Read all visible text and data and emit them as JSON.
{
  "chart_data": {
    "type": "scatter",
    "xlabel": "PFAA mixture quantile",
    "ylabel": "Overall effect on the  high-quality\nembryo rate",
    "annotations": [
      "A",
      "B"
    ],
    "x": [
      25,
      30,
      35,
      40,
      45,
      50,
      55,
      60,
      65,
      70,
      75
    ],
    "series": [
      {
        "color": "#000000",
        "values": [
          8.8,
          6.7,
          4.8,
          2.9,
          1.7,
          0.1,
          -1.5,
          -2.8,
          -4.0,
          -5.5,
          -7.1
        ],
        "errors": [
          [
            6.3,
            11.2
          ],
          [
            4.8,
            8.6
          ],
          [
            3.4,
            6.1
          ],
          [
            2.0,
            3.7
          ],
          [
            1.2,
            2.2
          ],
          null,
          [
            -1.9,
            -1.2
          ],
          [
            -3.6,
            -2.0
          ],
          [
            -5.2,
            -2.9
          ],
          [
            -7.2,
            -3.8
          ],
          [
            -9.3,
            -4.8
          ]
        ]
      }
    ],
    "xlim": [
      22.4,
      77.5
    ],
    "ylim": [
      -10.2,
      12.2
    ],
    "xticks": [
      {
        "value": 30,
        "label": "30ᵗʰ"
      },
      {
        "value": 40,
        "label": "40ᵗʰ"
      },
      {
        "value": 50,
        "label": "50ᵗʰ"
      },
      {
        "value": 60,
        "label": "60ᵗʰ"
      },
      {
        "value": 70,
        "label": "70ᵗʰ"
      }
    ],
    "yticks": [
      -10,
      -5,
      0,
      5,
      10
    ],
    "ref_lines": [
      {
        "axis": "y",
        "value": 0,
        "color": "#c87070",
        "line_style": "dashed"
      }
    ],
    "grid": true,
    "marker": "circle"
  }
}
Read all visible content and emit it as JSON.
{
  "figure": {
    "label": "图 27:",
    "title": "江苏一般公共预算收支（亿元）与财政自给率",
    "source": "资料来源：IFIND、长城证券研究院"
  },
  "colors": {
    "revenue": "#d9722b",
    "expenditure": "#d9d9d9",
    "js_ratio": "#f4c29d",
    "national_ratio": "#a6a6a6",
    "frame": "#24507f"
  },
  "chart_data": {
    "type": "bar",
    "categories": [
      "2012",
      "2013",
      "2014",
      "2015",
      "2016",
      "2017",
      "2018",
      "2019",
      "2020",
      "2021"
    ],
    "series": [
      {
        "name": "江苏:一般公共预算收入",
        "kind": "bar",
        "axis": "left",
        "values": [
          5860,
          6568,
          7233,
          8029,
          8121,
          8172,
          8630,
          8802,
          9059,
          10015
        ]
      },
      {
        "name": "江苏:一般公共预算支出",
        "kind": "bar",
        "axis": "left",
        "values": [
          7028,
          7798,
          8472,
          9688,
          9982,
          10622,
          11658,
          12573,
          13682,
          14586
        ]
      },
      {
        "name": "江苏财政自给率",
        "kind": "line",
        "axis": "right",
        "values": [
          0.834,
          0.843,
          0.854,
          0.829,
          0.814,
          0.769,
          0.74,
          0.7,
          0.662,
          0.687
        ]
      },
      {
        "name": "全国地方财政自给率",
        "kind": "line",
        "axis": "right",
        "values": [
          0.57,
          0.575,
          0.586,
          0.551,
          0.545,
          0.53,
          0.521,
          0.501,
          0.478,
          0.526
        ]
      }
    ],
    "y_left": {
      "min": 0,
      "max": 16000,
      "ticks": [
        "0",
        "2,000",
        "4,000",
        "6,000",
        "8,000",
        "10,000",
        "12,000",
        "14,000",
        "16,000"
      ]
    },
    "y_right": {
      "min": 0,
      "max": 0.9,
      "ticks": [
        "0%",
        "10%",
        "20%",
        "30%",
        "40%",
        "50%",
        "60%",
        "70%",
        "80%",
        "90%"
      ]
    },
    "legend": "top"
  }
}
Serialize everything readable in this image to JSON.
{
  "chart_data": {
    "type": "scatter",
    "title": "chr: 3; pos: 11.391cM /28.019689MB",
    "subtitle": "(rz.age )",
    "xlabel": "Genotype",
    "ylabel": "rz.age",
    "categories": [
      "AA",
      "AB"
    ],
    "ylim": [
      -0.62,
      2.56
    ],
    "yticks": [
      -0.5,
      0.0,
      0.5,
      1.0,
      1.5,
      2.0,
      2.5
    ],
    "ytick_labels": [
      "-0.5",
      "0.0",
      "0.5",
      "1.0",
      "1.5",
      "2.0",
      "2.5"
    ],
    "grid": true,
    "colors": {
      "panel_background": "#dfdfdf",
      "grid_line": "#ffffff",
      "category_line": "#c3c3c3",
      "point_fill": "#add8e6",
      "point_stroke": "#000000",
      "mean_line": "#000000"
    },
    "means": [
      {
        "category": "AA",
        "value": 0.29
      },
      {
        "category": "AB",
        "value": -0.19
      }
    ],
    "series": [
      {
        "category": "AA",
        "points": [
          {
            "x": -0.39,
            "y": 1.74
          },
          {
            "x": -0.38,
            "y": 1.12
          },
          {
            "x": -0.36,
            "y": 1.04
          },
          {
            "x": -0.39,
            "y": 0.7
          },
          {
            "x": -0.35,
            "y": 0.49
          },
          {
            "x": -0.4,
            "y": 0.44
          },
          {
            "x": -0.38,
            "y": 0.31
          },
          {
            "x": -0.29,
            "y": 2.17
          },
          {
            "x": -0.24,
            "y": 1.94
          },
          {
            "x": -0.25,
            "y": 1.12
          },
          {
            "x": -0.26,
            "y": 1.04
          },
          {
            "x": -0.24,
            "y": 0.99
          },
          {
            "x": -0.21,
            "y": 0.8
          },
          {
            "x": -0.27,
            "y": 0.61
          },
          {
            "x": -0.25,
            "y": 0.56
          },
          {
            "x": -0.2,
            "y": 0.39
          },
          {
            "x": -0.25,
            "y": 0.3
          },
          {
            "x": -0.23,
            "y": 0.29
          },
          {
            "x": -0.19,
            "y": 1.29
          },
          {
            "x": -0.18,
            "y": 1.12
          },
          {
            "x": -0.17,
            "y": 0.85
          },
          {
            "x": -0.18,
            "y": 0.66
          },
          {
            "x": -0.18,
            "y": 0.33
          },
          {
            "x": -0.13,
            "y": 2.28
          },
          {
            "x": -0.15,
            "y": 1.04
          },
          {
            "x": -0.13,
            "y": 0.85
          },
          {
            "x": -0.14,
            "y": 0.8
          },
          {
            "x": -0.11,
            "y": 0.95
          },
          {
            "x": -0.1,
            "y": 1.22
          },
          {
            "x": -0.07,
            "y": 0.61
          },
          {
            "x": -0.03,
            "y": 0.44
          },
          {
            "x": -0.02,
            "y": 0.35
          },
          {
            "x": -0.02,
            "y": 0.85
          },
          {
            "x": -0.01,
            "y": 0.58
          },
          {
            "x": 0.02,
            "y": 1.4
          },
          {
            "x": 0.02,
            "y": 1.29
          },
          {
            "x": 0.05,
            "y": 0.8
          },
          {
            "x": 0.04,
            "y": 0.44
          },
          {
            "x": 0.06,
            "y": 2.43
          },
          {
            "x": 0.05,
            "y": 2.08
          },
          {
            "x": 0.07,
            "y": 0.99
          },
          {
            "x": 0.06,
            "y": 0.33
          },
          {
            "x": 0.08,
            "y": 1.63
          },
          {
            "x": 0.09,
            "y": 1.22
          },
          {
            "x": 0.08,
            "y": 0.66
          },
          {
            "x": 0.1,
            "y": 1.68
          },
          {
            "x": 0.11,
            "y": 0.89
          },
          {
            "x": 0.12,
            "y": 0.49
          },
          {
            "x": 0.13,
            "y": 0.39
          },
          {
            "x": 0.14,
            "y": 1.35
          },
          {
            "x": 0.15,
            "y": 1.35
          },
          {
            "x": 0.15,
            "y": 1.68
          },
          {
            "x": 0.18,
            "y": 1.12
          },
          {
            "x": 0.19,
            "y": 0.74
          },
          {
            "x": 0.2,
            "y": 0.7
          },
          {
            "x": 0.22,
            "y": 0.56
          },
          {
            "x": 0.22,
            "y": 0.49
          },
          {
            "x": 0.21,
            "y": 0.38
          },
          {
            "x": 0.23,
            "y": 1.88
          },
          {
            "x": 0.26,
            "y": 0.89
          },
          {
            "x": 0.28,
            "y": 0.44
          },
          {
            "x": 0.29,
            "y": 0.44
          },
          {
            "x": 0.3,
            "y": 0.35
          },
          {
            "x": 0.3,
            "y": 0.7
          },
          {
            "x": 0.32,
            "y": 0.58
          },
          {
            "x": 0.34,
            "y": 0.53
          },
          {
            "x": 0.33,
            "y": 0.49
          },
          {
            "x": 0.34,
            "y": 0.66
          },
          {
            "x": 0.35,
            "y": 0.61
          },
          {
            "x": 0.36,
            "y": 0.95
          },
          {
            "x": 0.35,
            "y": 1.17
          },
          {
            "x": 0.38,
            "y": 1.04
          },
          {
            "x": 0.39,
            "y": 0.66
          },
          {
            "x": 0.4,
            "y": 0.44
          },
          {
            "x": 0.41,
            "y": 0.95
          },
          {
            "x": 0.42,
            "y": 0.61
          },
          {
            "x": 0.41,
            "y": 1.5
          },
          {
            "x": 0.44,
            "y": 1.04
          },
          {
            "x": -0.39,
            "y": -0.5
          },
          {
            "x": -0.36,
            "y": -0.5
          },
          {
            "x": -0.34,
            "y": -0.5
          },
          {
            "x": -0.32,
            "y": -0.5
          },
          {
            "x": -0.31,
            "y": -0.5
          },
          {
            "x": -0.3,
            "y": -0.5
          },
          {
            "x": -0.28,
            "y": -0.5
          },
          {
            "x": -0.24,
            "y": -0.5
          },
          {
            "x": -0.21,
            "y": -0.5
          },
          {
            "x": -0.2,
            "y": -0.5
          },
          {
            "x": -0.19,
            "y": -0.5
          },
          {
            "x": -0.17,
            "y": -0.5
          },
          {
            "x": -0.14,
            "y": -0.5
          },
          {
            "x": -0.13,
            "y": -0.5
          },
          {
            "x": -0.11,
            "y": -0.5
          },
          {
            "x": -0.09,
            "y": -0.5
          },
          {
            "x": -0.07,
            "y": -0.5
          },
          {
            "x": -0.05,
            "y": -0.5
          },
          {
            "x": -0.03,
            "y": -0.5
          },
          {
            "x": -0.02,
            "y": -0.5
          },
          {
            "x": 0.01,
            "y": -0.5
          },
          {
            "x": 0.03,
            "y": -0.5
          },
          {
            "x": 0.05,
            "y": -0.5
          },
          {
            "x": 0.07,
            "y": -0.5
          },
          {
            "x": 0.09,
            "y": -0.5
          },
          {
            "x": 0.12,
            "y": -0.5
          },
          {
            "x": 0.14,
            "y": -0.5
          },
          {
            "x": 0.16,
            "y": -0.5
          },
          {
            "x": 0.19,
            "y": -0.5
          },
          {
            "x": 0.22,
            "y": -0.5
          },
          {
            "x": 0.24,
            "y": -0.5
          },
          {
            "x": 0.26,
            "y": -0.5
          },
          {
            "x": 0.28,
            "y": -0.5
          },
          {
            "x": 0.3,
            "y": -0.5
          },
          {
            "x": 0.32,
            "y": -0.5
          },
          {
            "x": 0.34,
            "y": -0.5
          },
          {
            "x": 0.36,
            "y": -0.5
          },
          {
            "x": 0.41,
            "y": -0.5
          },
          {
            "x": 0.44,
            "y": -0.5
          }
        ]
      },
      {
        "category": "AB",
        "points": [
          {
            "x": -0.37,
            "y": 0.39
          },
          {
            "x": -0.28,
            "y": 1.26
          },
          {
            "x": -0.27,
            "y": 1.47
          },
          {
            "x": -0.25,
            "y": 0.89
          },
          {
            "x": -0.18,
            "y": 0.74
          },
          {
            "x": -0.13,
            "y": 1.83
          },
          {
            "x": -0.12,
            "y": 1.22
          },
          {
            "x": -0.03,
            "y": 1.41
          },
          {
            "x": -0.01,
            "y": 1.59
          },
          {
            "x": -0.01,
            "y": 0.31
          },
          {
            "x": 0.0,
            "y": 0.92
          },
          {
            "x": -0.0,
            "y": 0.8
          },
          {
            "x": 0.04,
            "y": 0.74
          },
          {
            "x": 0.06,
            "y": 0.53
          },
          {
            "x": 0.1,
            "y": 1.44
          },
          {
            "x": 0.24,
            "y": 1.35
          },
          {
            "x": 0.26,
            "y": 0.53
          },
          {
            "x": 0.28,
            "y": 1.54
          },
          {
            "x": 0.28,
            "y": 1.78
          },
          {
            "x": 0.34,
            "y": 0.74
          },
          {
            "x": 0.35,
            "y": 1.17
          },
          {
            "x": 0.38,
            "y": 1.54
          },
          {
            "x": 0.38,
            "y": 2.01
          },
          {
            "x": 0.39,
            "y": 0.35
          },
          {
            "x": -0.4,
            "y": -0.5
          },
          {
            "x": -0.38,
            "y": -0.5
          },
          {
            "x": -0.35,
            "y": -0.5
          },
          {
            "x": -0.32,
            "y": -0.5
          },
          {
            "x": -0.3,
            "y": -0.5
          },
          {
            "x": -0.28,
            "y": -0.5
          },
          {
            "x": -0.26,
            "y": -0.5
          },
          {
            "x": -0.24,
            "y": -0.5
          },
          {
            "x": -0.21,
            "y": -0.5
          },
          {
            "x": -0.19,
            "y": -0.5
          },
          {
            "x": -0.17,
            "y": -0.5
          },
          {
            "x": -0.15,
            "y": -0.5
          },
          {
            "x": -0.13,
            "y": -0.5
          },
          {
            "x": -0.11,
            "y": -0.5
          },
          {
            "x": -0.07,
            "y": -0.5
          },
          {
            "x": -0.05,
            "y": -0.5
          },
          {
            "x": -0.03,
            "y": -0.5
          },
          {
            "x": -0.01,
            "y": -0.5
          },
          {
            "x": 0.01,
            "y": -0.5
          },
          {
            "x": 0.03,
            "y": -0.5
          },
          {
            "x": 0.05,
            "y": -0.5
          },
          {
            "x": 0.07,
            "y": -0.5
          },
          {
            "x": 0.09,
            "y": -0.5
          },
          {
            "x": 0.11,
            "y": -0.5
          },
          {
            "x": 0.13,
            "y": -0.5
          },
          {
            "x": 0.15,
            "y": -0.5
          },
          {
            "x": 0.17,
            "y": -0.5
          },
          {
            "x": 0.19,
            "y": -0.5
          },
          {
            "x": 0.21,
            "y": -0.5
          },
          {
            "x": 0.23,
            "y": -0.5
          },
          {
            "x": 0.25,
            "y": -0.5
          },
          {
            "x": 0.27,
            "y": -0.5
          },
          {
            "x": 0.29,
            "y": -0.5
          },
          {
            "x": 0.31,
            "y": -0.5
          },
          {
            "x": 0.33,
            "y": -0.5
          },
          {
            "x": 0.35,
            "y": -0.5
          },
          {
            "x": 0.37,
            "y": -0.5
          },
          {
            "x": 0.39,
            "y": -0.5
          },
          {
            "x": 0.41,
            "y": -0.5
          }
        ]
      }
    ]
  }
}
----
**DIRECTION:**
How many of the lines above include the string "emit"? Reply with the number by itself.

**FINISHED ANSWER:**
2